# [Written exercise]
Show all lines holding "опоры".

# [Supplied records]
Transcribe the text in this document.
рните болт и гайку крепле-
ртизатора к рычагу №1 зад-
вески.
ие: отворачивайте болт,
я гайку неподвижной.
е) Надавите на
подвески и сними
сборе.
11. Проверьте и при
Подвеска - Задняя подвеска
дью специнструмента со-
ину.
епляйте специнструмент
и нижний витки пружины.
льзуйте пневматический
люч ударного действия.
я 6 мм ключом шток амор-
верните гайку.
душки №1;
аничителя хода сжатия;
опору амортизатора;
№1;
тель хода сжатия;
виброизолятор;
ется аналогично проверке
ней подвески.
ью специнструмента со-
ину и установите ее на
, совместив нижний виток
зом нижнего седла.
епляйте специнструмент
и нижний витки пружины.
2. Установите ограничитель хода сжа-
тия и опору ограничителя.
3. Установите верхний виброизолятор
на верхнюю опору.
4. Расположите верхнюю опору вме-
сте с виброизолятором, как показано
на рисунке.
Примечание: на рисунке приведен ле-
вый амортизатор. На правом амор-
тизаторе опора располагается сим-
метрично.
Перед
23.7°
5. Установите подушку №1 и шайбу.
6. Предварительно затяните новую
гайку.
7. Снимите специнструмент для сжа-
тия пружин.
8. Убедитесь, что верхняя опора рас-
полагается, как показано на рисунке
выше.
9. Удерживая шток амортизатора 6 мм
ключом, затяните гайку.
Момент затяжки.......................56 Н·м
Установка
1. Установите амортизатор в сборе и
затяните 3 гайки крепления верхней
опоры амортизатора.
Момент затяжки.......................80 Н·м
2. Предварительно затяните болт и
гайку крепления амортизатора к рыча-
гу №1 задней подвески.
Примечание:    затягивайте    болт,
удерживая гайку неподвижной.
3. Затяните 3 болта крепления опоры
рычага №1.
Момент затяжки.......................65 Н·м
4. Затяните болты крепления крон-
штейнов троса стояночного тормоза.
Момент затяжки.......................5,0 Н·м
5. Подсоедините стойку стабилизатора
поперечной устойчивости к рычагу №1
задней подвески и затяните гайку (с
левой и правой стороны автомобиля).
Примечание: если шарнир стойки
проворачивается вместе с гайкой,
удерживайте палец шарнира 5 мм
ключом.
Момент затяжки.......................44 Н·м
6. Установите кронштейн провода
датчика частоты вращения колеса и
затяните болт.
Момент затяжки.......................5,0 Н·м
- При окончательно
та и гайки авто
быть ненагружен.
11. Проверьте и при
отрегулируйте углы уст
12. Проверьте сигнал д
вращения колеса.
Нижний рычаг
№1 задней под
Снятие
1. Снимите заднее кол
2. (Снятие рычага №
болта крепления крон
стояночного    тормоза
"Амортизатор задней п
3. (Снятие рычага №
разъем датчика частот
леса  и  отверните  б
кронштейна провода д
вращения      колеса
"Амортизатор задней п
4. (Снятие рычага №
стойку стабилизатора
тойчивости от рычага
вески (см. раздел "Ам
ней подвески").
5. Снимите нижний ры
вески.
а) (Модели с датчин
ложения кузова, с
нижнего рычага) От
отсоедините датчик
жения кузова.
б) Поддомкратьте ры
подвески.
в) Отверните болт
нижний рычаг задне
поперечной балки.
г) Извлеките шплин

# [Response to this exercise]
опоры амортизатора.
3. Затяните 3 болта крепления опоры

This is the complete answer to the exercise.